Data items:
----
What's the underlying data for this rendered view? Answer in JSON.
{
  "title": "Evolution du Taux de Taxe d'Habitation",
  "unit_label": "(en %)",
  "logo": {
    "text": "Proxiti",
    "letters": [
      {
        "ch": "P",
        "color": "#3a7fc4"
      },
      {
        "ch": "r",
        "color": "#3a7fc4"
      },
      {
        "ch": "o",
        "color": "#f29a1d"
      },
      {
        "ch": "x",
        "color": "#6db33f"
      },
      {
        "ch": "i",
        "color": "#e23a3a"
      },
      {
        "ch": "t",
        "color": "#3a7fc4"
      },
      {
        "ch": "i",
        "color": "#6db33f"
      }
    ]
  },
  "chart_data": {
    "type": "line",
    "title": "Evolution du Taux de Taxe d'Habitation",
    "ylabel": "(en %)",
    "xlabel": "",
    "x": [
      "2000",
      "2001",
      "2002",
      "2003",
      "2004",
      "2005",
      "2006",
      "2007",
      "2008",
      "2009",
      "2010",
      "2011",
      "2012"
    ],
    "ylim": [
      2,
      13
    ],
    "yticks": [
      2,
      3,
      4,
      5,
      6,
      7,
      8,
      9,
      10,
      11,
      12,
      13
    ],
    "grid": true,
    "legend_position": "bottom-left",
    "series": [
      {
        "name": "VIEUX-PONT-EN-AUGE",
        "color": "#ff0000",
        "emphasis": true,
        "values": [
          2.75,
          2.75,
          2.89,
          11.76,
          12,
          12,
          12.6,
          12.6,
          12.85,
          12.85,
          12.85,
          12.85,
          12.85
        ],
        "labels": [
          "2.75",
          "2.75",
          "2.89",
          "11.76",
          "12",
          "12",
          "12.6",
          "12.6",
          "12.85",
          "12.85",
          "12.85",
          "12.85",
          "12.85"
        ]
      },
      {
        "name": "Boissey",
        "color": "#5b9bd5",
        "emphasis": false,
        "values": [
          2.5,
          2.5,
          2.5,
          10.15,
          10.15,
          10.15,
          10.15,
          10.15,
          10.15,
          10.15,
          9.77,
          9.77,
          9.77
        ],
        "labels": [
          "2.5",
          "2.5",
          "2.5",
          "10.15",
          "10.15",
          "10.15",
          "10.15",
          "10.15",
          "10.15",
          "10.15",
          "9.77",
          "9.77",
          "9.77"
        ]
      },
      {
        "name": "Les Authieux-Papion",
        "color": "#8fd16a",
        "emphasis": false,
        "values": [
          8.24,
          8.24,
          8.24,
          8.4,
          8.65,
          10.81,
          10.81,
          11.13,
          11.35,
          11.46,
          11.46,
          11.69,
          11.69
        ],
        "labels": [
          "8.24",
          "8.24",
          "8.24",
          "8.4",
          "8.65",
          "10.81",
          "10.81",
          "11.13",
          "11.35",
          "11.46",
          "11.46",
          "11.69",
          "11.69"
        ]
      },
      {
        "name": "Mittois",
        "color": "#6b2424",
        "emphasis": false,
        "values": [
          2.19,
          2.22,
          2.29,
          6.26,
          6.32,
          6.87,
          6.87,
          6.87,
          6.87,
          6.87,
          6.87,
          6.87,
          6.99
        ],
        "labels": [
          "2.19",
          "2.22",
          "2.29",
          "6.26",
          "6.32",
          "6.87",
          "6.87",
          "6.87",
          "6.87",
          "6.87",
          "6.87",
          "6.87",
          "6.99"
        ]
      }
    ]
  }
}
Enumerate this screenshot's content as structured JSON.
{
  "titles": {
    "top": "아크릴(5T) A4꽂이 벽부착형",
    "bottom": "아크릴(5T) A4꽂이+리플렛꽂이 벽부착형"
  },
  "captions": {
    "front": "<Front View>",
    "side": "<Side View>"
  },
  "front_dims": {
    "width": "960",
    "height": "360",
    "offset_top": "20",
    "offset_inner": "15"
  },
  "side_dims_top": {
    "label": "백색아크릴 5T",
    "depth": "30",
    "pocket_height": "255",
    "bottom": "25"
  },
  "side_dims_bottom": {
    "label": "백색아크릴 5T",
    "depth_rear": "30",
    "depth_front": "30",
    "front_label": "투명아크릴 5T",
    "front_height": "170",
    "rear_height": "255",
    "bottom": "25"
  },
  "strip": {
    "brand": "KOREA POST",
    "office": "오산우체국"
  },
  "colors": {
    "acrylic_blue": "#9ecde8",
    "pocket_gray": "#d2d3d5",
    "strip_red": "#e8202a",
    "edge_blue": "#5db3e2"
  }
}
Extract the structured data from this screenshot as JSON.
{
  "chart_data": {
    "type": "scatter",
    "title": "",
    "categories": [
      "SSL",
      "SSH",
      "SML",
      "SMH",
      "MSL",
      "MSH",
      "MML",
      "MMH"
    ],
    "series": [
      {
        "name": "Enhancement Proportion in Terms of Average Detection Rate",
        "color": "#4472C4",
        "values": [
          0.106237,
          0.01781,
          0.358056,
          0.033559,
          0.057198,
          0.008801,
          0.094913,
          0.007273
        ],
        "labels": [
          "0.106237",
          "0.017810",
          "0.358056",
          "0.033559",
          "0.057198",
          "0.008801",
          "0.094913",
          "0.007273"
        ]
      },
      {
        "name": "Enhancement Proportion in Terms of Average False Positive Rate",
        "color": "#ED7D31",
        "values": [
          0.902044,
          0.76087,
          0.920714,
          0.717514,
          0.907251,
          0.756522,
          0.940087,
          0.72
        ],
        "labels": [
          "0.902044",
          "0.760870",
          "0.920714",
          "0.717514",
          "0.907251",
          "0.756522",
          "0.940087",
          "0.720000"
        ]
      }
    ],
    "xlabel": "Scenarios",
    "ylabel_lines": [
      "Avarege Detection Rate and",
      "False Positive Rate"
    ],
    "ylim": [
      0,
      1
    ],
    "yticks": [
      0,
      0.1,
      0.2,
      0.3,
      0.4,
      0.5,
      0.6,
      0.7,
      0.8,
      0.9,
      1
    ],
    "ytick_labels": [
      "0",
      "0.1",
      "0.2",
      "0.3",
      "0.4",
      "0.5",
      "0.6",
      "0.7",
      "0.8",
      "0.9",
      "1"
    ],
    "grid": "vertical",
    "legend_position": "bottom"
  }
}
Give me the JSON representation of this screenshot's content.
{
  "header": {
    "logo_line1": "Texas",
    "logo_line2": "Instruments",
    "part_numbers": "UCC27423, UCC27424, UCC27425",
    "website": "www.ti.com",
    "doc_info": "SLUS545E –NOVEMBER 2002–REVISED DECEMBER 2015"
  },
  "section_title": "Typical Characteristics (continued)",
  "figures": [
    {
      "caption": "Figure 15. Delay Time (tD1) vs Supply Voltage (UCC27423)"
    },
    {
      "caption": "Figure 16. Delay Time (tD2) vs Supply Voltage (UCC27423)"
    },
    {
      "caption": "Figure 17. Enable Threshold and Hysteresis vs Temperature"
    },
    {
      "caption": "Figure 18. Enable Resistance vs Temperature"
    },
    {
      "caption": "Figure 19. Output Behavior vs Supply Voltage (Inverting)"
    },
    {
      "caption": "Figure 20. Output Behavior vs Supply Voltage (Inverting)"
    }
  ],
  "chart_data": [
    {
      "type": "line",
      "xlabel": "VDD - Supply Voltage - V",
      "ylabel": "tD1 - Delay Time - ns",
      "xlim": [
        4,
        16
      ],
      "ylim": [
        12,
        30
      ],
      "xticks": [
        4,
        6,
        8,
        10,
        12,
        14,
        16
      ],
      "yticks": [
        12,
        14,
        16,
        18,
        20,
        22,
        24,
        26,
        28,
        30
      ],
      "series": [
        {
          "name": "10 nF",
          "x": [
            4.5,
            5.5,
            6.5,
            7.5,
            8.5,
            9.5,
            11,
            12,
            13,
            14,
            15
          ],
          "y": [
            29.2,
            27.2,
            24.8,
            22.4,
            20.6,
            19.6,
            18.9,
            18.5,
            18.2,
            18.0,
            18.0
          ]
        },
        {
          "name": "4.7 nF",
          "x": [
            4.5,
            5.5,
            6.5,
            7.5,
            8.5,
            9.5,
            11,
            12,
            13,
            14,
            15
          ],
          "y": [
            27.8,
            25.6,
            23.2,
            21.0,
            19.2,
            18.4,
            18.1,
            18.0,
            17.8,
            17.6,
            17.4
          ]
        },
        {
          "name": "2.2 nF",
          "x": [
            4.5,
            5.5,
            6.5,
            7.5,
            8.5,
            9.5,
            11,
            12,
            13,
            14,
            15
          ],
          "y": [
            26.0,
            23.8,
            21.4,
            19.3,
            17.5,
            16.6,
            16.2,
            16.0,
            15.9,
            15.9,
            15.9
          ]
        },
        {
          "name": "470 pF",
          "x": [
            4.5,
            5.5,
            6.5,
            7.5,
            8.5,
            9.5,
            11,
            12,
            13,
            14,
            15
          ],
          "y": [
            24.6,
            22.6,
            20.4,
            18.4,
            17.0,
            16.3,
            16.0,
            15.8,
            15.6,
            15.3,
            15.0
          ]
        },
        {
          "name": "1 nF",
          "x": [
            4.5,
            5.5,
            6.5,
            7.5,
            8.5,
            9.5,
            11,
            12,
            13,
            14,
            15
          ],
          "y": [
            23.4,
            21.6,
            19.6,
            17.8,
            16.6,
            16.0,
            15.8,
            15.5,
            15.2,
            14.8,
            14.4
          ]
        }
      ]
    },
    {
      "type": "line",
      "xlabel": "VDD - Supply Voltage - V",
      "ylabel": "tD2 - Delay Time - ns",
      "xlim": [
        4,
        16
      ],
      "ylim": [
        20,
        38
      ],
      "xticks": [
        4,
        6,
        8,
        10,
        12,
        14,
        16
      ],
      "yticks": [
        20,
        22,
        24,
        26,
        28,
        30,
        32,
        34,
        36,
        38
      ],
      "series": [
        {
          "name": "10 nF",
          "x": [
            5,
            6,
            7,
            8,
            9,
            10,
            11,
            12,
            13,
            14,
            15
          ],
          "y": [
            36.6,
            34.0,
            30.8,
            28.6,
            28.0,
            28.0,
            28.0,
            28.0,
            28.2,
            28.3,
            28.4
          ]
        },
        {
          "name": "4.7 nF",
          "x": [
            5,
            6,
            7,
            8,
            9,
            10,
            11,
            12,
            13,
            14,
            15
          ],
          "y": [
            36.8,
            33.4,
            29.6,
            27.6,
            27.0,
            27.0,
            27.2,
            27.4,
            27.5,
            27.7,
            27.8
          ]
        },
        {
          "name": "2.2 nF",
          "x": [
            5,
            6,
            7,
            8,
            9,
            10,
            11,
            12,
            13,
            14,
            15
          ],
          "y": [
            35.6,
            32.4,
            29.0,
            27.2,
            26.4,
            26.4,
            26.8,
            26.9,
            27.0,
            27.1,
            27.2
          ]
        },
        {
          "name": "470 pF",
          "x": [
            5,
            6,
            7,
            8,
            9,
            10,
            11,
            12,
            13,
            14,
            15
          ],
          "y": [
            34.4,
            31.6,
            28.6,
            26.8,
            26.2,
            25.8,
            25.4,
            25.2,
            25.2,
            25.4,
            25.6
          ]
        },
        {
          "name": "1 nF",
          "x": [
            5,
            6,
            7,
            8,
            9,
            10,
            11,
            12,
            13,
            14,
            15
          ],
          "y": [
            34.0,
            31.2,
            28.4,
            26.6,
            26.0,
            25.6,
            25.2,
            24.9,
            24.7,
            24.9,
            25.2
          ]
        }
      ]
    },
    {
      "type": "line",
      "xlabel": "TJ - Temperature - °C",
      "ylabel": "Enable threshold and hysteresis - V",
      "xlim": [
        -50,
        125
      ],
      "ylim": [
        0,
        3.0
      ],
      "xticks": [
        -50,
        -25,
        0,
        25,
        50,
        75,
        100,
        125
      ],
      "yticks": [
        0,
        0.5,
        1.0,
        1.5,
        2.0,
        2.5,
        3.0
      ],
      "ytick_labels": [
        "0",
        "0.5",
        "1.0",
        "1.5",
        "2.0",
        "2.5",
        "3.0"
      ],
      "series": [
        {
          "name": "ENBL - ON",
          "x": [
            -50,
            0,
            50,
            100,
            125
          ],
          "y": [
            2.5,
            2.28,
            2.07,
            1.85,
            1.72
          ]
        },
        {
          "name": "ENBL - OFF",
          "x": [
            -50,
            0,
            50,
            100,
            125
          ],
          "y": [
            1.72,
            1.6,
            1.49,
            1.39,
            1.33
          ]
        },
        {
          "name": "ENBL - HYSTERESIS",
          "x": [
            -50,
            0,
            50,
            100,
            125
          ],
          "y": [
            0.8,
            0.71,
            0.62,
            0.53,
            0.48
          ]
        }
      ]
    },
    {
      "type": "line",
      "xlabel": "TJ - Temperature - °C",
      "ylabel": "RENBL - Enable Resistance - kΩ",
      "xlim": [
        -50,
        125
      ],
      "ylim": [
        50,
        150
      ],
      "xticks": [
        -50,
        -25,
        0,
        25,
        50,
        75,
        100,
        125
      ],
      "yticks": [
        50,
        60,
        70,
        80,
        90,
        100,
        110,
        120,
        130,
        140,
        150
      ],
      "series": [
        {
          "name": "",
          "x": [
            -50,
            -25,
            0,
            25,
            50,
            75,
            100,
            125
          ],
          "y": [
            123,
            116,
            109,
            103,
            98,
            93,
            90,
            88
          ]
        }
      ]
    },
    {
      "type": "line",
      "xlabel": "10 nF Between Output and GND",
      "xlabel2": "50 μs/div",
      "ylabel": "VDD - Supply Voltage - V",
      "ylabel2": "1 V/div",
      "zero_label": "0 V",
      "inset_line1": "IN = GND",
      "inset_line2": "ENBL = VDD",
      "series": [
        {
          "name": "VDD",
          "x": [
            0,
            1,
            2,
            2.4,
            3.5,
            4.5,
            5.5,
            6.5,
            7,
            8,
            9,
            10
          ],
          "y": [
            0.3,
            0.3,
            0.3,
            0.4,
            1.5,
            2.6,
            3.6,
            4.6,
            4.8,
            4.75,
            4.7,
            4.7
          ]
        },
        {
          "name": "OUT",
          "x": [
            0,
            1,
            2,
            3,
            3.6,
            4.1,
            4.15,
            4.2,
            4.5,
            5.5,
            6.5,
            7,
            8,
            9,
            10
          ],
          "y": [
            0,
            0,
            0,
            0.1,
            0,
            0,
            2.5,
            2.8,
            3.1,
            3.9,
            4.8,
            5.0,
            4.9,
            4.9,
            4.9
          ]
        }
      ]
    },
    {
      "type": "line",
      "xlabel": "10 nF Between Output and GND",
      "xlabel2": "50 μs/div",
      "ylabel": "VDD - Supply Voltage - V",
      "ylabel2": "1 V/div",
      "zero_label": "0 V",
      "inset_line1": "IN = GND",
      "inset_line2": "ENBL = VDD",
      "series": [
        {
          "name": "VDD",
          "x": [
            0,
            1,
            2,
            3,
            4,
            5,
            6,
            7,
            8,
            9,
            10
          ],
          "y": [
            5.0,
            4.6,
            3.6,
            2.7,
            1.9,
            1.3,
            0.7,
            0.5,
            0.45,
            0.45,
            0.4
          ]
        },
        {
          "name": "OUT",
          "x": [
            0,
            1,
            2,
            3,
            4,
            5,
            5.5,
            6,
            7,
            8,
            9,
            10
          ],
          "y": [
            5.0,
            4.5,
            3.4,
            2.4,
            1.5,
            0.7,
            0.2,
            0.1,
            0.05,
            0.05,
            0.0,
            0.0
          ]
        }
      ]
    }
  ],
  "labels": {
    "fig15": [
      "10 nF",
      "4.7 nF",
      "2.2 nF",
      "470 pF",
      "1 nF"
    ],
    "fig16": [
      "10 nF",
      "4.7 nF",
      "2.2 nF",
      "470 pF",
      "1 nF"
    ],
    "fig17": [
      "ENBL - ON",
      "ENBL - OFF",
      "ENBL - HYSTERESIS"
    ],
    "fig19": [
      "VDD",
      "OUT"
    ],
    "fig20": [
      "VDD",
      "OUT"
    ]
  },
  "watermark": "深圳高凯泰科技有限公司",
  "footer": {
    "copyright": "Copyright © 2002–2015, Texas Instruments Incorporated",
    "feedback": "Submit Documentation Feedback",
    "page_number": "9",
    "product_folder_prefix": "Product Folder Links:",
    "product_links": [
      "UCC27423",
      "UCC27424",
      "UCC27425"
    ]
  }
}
----
> _Aim_
List the lines of the material in which the word "Taxe" occurs.

> _Answer for the task_
  "title": "Evolution du Taux de Taxe d'Habitation",
    "title": "Evolution du Taux de Taxe d'Habitation",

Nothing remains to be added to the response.